> SHORT EXERCISE 1
Reproduce verbatim the part of the convexity thread that opens with the words containing "I've never had" and closes with "for this either.".

I've never had to do this before, so I'm not really sure how to do it. These problems also don't even really relate to what the subject of the book is as well.
Given: $f(px+(1-p)y)\le pf(x)+(1-p)f(y)$
Consider the function
$f(x)\left\{ \begin{array}{cc}
x & x\le1\\
2-x & x>1\end{array}\right\} $
Show that $f(x)$ is convex on $-\infty < x \le 1$ and convex on $1 < x < \infty$ but not convex on $-\infty < x < \infty$
Another problem using the same convex definition:
Suppose $f(x)$ is defined on the interval I. If $x_{1}<x_{2}<x_{3}$ are in I and $f(x_{1})<f(x_{2})$ and $f(x_{3})<f(x_{2})$, then show that $f(x)$ is not convex on I.
Thanks
Edit: Im not sure how to use the definition. Thats kind of where i am stuck. I'm sure it's easy, but like i said i've never seen this before, the book has nothing to do with this, it's just randomly thrown in here. There are no examples for this either.
Best Answer
If you look at the definition geometrically (on $\mathbb{R}$) it states that a function is convex if each point of the graph $(x, f(x))$ is below any line that adjoins graph points $(a, f(a))$ and $(b, f(b))$ where $a<x<b$. In other words, for any ordered triple $a<x<b$ the point $(x,f(x))$ is below the lint through $(a,f(a))$ and $(b,f(b))$.
Now think about the graph of your function - look at $x<1$... look at $x>1$... look at $x=1$...

> RECORDS
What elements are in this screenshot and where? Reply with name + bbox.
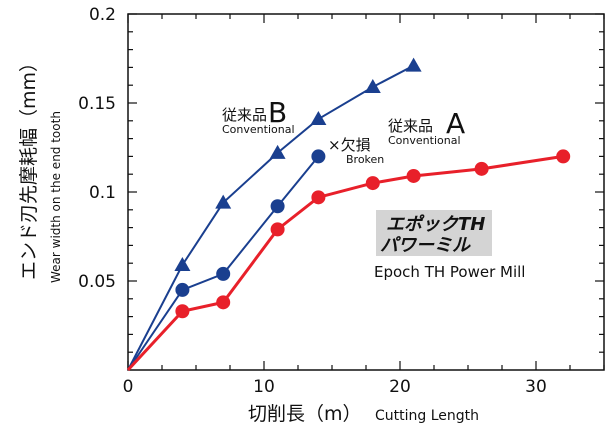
y-tick-label: 0.2: [89, 5, 116, 25]
label-conventional-a: 従来品 A Conventional: [388, 107, 465, 147]
data-point: [270, 222, 285, 237]
data-point: [406, 168, 421, 183]
label-a-en: Conventional: [388, 134, 461, 147]
data-point: [175, 304, 190, 319]
data-point: [311, 190, 326, 205]
data-point: [474, 161, 489, 176]
x-tick-label: 10: [253, 377, 275, 397]
data-point: [405, 57, 422, 72]
y-axis-title: エンド刃先摩耗幅（mm） Wear width on the end tooth: [18, 53, 63, 283]
series-1: [127, 149, 326, 371]
label-a-jp: 従来品: [388, 117, 433, 135]
y-tick-label: 0.1: [89, 183, 116, 203]
epoch-label-box: [376, 210, 492, 256]
label-conventional-b: 従来品 B Conventional: [222, 96, 295, 136]
x-axis-title: 切削長（m） Cutting Length: [248, 403, 479, 425]
x-tick-label: 20: [389, 377, 411, 397]
x-axis-title-jp: 切削長（m）: [248, 403, 362, 425]
label-b-letter: B: [268, 96, 287, 129]
epoch-jp-line1: エポックTH: [386, 214, 485, 235]
epoch-en: Epoch TH Power Mill: [374, 263, 525, 281]
x-tick-label: 0: [123, 377, 134, 397]
data-point: [311, 149, 326, 164]
y-axis-title-jp: エンド刃先摩耗幅（mm）: [18, 53, 40, 280]
series-layer: [126, 57, 571, 372]
plot-frame: [127, 13, 605, 371]
axes: [127, 13, 605, 371]
series-0: [127, 57, 422, 371]
data-point: [310, 111, 327, 126]
data-point: [216, 295, 231, 310]
data-point: [174, 256, 191, 271]
y-axis-title-en: Wear width on the end tooth: [49, 111, 63, 283]
data-point: [216, 266, 231, 281]
data-point: [365, 176, 380, 191]
annotation-broken: ×欠損 Broken: [328, 136, 384, 166]
data-point: [556, 149, 571, 164]
label-epoch: エポックTH パワーミル Epoch TH Power Mill: [374, 210, 525, 281]
ticks: 0 10 20 30 0.05 0.1 0.15 0.2: [78, 5, 605, 397]
data-point: [269, 144, 286, 159]
label-b-en: Conventional: [222, 123, 295, 136]
y-tick-label: 0.15: [78, 94, 116, 114]
broken-en: Broken: [346, 153, 384, 166]
x-axis-title-en: Cutting Length: [375, 408, 479, 424]
broken-jp: ×欠損: [328, 136, 371, 154]
data-point: [364, 78, 381, 93]
series-2: [126, 149, 571, 372]
label-a-letter: A: [446, 107, 465, 140]
data-point: [270, 199, 285, 214]
x-tick-label: 30: [525, 377, 547, 397]
epoch-jp-line2: パワーミル: [380, 235, 471, 256]
y-tick-label: 0.05: [78, 272, 116, 292]
data-point: [215, 194, 232, 209]
data-point: [175, 282, 190, 297]
label-b-jp: 従来品: [222, 106, 267, 124]
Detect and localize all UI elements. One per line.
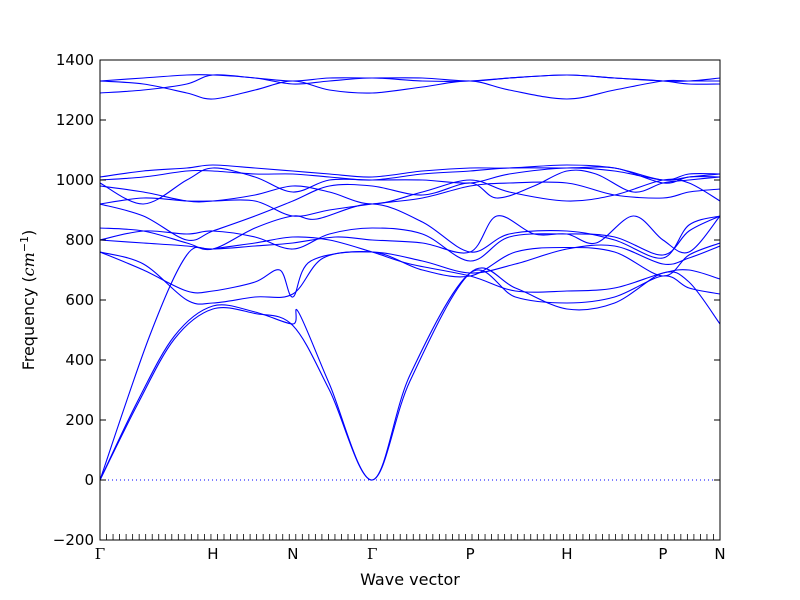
y-tick-label: 600 bbox=[65, 291, 94, 309]
y-axis: −200 0 200 400 600 800 1000 1200 1400 bbox=[53, 51, 720, 549]
band-line-5 bbox=[100, 244, 720, 305]
band-line-12 bbox=[100, 167, 720, 205]
band-line-9 bbox=[100, 181, 720, 217]
band-line-8 bbox=[100, 203, 720, 259]
plot-frame bbox=[99, 59, 721, 541]
y-tick-label: 200 bbox=[65, 411, 94, 429]
band-line-10 bbox=[100, 169, 720, 242]
y-tick-label: −200 bbox=[53, 531, 94, 549]
x-tick-label: N bbox=[714, 545, 725, 563]
y-axis-label-main: Frequency ( bbox=[19, 276, 38, 370]
y-tick-label: 1200 bbox=[56, 111, 94, 129]
y-tick-label: 400 bbox=[65, 351, 94, 369]
x-tick-label: N bbox=[287, 545, 298, 563]
y-tick-label: 1400 bbox=[56, 51, 94, 69]
band-line-3 bbox=[100, 236, 720, 481]
y-axis-label-exp: −1 bbox=[18, 236, 31, 252]
band-line-6 bbox=[100, 215, 720, 254]
x-tick-label: P bbox=[466, 545, 475, 563]
band-line-1 bbox=[100, 267, 720, 481]
x-tick-label: Γ bbox=[95, 545, 105, 563]
band-line-4 bbox=[100, 242, 720, 298]
x-tick-label: P bbox=[658, 545, 667, 563]
phonon-bands bbox=[100, 74, 720, 481]
x-tick-label: Γ bbox=[367, 545, 377, 563]
band-line-13 bbox=[100, 166, 720, 184]
band-line-17 bbox=[100, 74, 720, 85]
x-tick-label: H bbox=[561, 545, 572, 563]
y-axis-label: Frequency (cm−1) bbox=[18, 230, 38, 371]
band-line-15 bbox=[100, 74, 720, 94]
band-line-7 bbox=[100, 215, 720, 262]
band-line-14 bbox=[100, 164, 720, 181]
band-line-11 bbox=[100, 178, 720, 205]
x-tick-label: H bbox=[207, 545, 218, 563]
y-tick-label: 800 bbox=[65, 231, 94, 249]
band-line-16 bbox=[100, 79, 720, 100]
y-axis-label-close: ) bbox=[19, 230, 38, 236]
band-line-2 bbox=[100, 269, 720, 481]
y-tick-label: 0 bbox=[84, 471, 94, 489]
y-tick-label: 1000 bbox=[56, 171, 94, 189]
x-axis-label: Wave vector bbox=[360, 570, 460, 589]
y-axis-label-unit: cm bbox=[19, 252, 38, 276]
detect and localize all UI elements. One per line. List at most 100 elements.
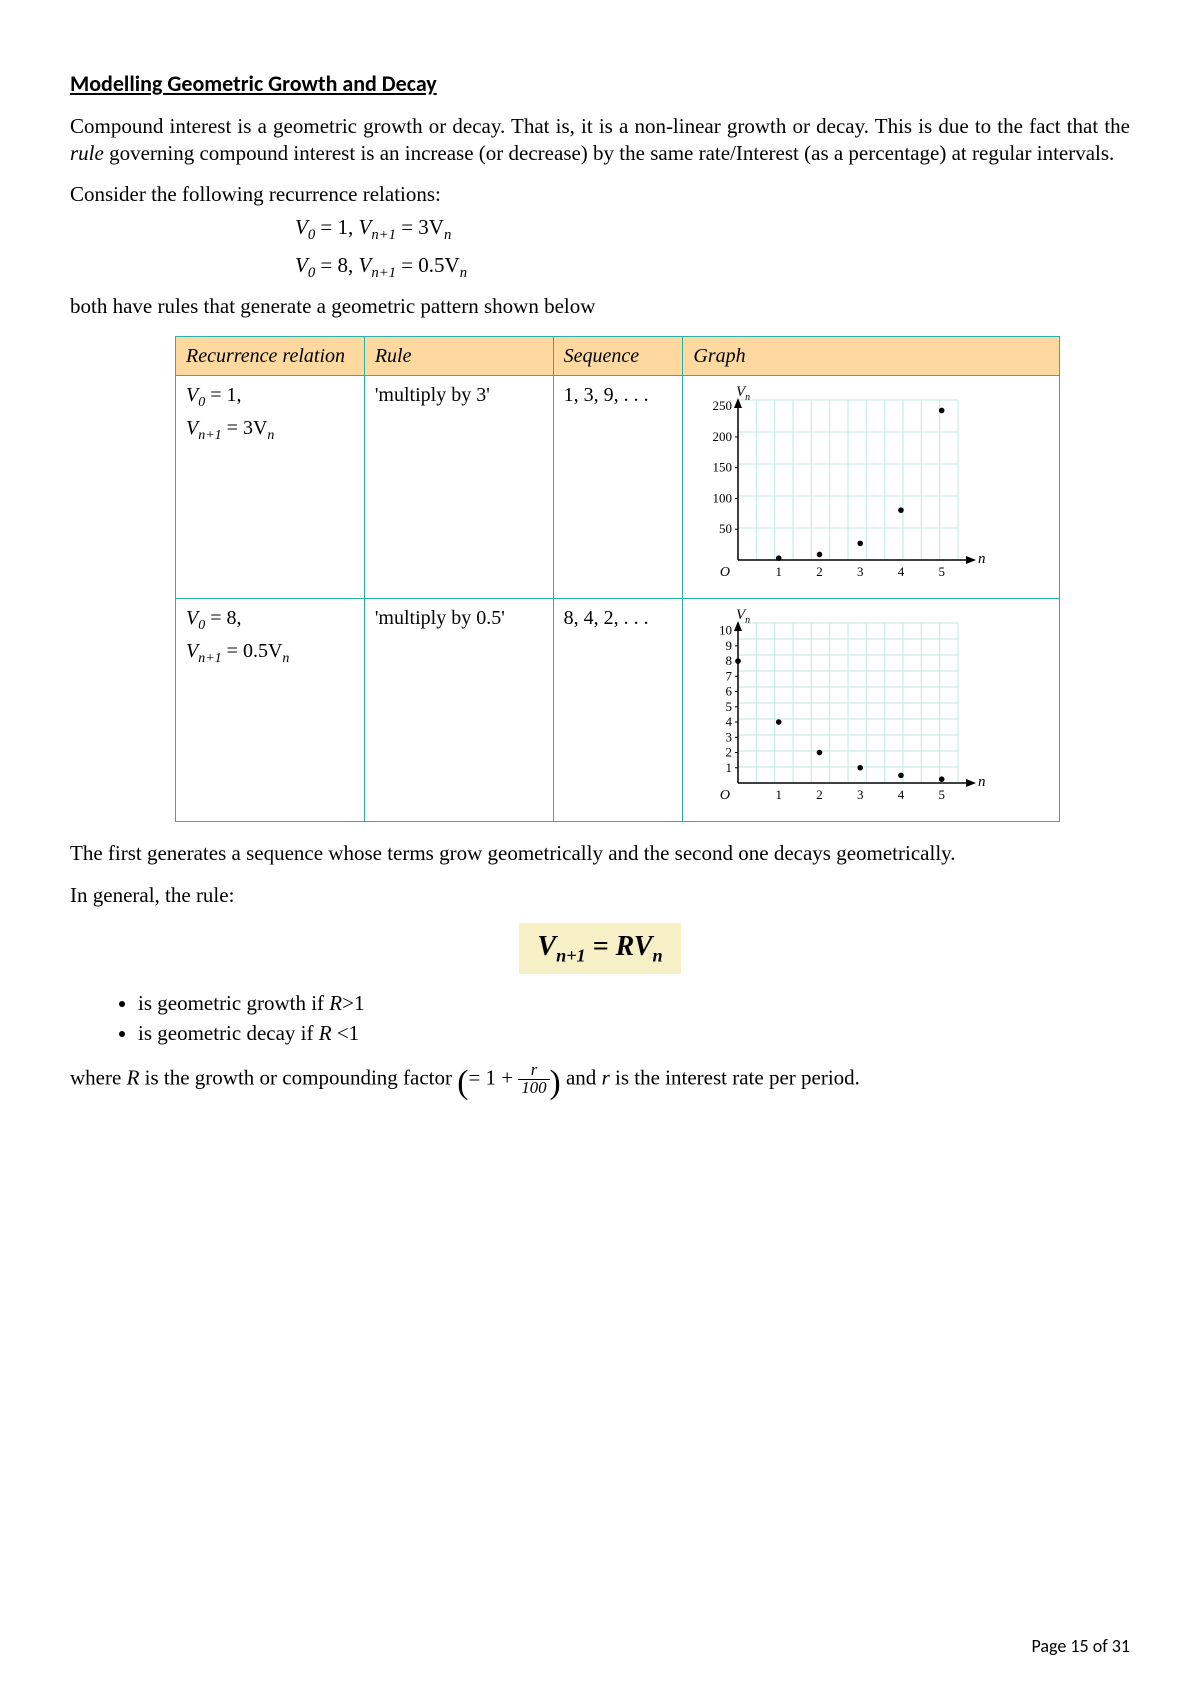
p6-paren-open: ( (457, 1064, 468, 1101)
table-header-row: Recurrence relation Rule Sequence Graph (176, 337, 1060, 376)
p6-eq: = 1 + (468, 1065, 518, 1089)
equation-1: V0 = 1, Vn+1 = 3Vn (295, 214, 1130, 245)
svg-text:1: 1 (776, 787, 783, 802)
svg-text:O: O (720, 565, 730, 580)
header-graph: Graph (683, 337, 1060, 376)
cell-recurrence: V0 = 8,Vn+1 = 0.5Vn (176, 599, 365, 822)
cell-graph: 5010015020025012345OVnn (683, 376, 1060, 599)
header-sequence: Sequence (553, 337, 683, 376)
equation-2: V0 = 8, Vn+1 = 0.5Vn (295, 252, 1130, 283)
eq2-subn1: n+1 (371, 265, 396, 281)
intro-italic-rule: rule (70, 141, 104, 165)
cell-sequence: 8, 4, 2, . . . (553, 599, 683, 822)
bullet-decay: is geometric decay if R <1 (138, 1020, 1130, 1047)
p6-and: and (561, 1065, 602, 1089)
svg-text:5: 5 (726, 699, 733, 714)
page: Modelling Geometric Growth and Decay Com… (0, 0, 1200, 1698)
page-footer: Page 15 of 31 (1032, 1635, 1131, 1658)
formula-sub-n1: n+1 (556, 946, 586, 966)
table-wrapper: Recurrence relation Rule Sequence Graph … (175, 336, 1130, 822)
svg-text:4: 4 (726, 714, 733, 729)
eq2-subn: n (460, 265, 467, 281)
eq1-subn1: n+1 (371, 228, 396, 244)
equation-block: V0 = 1, Vn+1 = 3Vn V0 = 8, Vn+1 = 0.5Vn (70, 214, 1130, 283)
bullet1-R: R (329, 991, 342, 1015)
svg-text:4: 4 (898, 564, 905, 579)
table-row: V0 = 1,Vn+1 = 3Vn'multiply by 3'1, 3, 9,… (176, 376, 1060, 599)
svg-text:10: 10 (719, 623, 732, 638)
formula: Vn+1 = RVn (519, 923, 680, 974)
svg-text:n: n (978, 551, 986, 567)
summary-paragraph: The first generates a sequence whose ter… (70, 840, 1130, 867)
p6-b: is the growth or compounding factor (139, 1065, 457, 1089)
p6-r: r (602, 1065, 610, 1089)
svg-text:2: 2 (817, 564, 824, 579)
bullet2-R: R (319, 1021, 332, 1045)
svg-text:6: 6 (726, 684, 733, 699)
svg-text:3: 3 (857, 787, 864, 802)
intro-text-2: governing compound interest is an increa… (104, 141, 1114, 165)
svg-text:n: n (978, 774, 986, 790)
eq2-V: V (295, 253, 308, 277)
svg-text:9: 9 (726, 638, 733, 653)
consider-paragraph: Consider the following recurrence relati… (70, 181, 1130, 208)
svg-text:3: 3 (726, 730, 733, 745)
cell-rule: 'multiply by 0.5' (364, 599, 553, 822)
geometric-table: Recurrence relation Rule Sequence Graph … (175, 336, 1060, 822)
formula-mid: = RV (586, 931, 653, 962)
eq2-tail2: = 0.5V (396, 253, 460, 277)
svg-text:1: 1 (776, 564, 783, 579)
eq1-V2: V (359, 215, 372, 239)
svg-text:250: 250 (713, 399, 733, 414)
eq2-V2: V (359, 253, 372, 277)
eq1-subn: n (444, 228, 451, 244)
chart-svg: 1234567891012345OVnn (693, 605, 993, 815)
svg-text:8: 8 (726, 653, 733, 668)
svg-text:5: 5 (939, 787, 946, 802)
bullet1-post: >1 (342, 991, 364, 1015)
svg-text:100: 100 (713, 491, 733, 506)
chart-svg: 5010015020025012345OVnn (693, 382, 993, 592)
svg-text:200: 200 (713, 429, 733, 444)
eq1-V: V (295, 215, 308, 239)
cell-sequence: 1, 3, 9, . . . (553, 376, 683, 599)
bullet-growth: is geometric growth if R>1 (138, 990, 1130, 1017)
bullet1-pre: is geometric growth if (138, 991, 329, 1015)
table-row: V0 = 8,Vn+1 = 0.5Vn'multiply by 0.5'8, 4… (176, 599, 1060, 822)
svg-text:5: 5 (939, 564, 946, 579)
intro-text-1: Compound interest is a geometric growth … (70, 114, 1130, 138)
svg-text:O: O (720, 788, 730, 803)
formula-box: Vn+1 = RVn (70, 923, 1130, 974)
cell-recurrence: V0 = 1,Vn+1 = 3Vn (176, 376, 365, 599)
svg-text:50: 50 (719, 522, 732, 537)
p6-frac-den: 100 (518, 1080, 549, 1097)
page-title: Modelling Geometric Growth and Decay (70, 70, 1130, 99)
eq1-tail2: = 3V (396, 215, 444, 239)
p6-tail: is the interest rate per period. (610, 1065, 860, 1089)
p6-fraction: r100 (518, 1062, 549, 1097)
formula-V: V (537, 931, 556, 962)
p6-where: where (70, 1065, 127, 1089)
in-general-paragraph: In general, the rule: (70, 882, 1130, 909)
svg-text:2: 2 (726, 745, 733, 760)
header-rule: Rule (364, 337, 553, 376)
cell-rule: 'multiply by 3' (364, 376, 553, 599)
svg-text:2: 2 (817, 787, 824, 802)
where-paragraph: where R is the growth or compounding fac… (70, 1061, 1130, 1105)
svg-text:4: 4 (898, 787, 905, 802)
p6-paren-close: ) (550, 1064, 561, 1101)
svg-text:150: 150 (713, 460, 733, 475)
eq2-tail1: = 8, (315, 253, 358, 277)
eq1-tail1: = 1, (315, 215, 358, 239)
header-recurrence: Recurrence relation (176, 337, 365, 376)
svg-text:3: 3 (857, 564, 864, 579)
intro-paragraph: Compound interest is a geometric growth … (70, 113, 1130, 168)
svg-text:1: 1 (726, 760, 733, 775)
p6-R: R (127, 1065, 140, 1089)
bullet2-pre: is geometric decay if (138, 1021, 319, 1045)
svg-text:7: 7 (726, 669, 733, 684)
bullet2-post: <1 (332, 1021, 360, 1045)
cell-graph: 1234567891012345OVnn (683, 599, 1060, 822)
both-have-paragraph: both have rules that generate a geometri… (70, 293, 1130, 320)
bullet-list: is geometric growth if R>1 is geometric … (110, 990, 1130, 1047)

> SHORT EXERCISE 2
Rewrite the rows from the line containing "y-tick-label: 0.2: [89, 5, 116, 25]" through the line containing "epoch-jp-line2: パワーミル: [380, 235, 471, 256]", replacing "data-point" with "plot-point" and leaving everything else unchanged. Return only those lines.

> EXPECTED OUTPUT 1
I've never had to do this before, so I'm not really sure how to do it. These problems also don't even really relate to what the subject of the book is as well.
Given: $f(px+(1-p)y)\le pf(x)+(1-p)f(y)$
Consider the function
$f(x)\left\{ \begin{array}{cc}
x & x\le1\\
2-x & x>1\end{array}\right\} $
Show that $f(x)$ is convex on $-\infty < x \le 1$ and convex on $1 < x < \infty$ but not convex on $-\infty < x < \infty$
Another problem using the same convex definition:
Suppose $f(x)$ is defined on the interval I. If $x_{1}<x_{2}<x_{3}$ are in I and $f(x_{1})<f(x_{2})$ and $f(x_{3})<f(x_{2})$, then show that $f(x)$ is not convex on I.
Thanks
Edit: Im not sure how to use the definition. Thats kind of where i am stuck. I'm sure it's easy, but like i said i've never seen this before, the book has nothing to do with this, it's just randomly thrown in here. There are no examples for this either.

> EXPECTED OUTPUT 2
y-tick-label: 0.2: [89, 5, 116, 25]
label-conventional-a: 従来品 A Conventional: [388, 107, 465, 147]
plot-point: [270, 222, 285, 237]
plot-point: [406, 168, 421, 183]
label-a-en: Conventional: [388, 134, 461, 147]
plot-point: [175, 304, 190, 319]
plot-point: [311, 190, 326, 205]
plot-point: [474, 161, 489, 176]
x-tick-label: 10: [253, 377, 275, 397]
plot-point: [405, 57, 422, 72]
y-axis-title: エンド刃先摩耗幅（mm） Wear width on the end tooth: [18, 53, 63, 283]
series-1: [127, 149, 326, 371]
label-a-jp: 従来品: [388, 117, 433, 135]
y-tick-label: 0.1: [89, 183, 116, 203]
epoch-label-box: [376, 210, 492, 256]
label-conventional-b: 従来品 B Conventional: [222, 96, 295, 136]
x-axis-title: 切削長（m） Cutting Length: [248, 403, 479, 425]
x-tick-label: 20: [389, 377, 411, 397]
x-axis-title-jp: 切削長（m）: [248, 403, 362, 425]
label-b-letter: B: [268, 96, 287, 129]
epoch-jp-line1: エポックTH: [386, 214, 485, 235]
epoch-en: Epoch TH Power Mill: [374, 263, 525, 281]
x-tick-label: 0: [123, 377, 134, 397]
plot-point: [311, 149, 326, 164]
y-axis-title-jp: エンド刃先摩耗幅（mm）: [18, 53, 40, 280]
series-layer: [126, 57, 571, 372]
plot-frame: [127, 13, 605, 371]
axes: [127, 13, 605, 371]
series-0: [127, 57, 422, 371]
plot-point: [310, 111, 327, 126]
plot-point: [216, 295, 231, 310]
plot-point: [174, 256, 191, 271]
y-axis-title-en: Wear width on the end tooth: [49, 111, 63, 283]
plot-point: [216, 266, 231, 281]
plot-point: [365, 176, 380, 191]
annotation-broken: ×欠損 Broken: [328, 136, 384, 166]
plot-point: [556, 149, 571, 164]
label-epoch: エポックTH パワーミル Epoch TH Power Mill: [374, 210, 525, 281]
ticks: 0 10 20 30 0.05 0.1 0.15 0.2: [78, 5, 605, 397]
plot-point: [269, 144, 286, 159]
label-b-en: Conventional: [222, 123, 295, 136]
y-tick-label: 0.15: [78, 94, 116, 114]
broken-en: Broken: [346, 153, 384, 166]
x-axis-title-en: Cutting Length: [375, 408, 479, 424]
broken-jp: ×欠損: [328, 136, 371, 154]
plot-point: [364, 78, 381, 93]
series-2: [126, 149, 571, 372]
label-a-letter: A: [446, 107, 465, 140]
plot-point: [270, 199, 285, 214]
x-tick-label: 30: [525, 377, 547, 397]
epoch-jp-line2: パワーミル: [380, 235, 471, 256]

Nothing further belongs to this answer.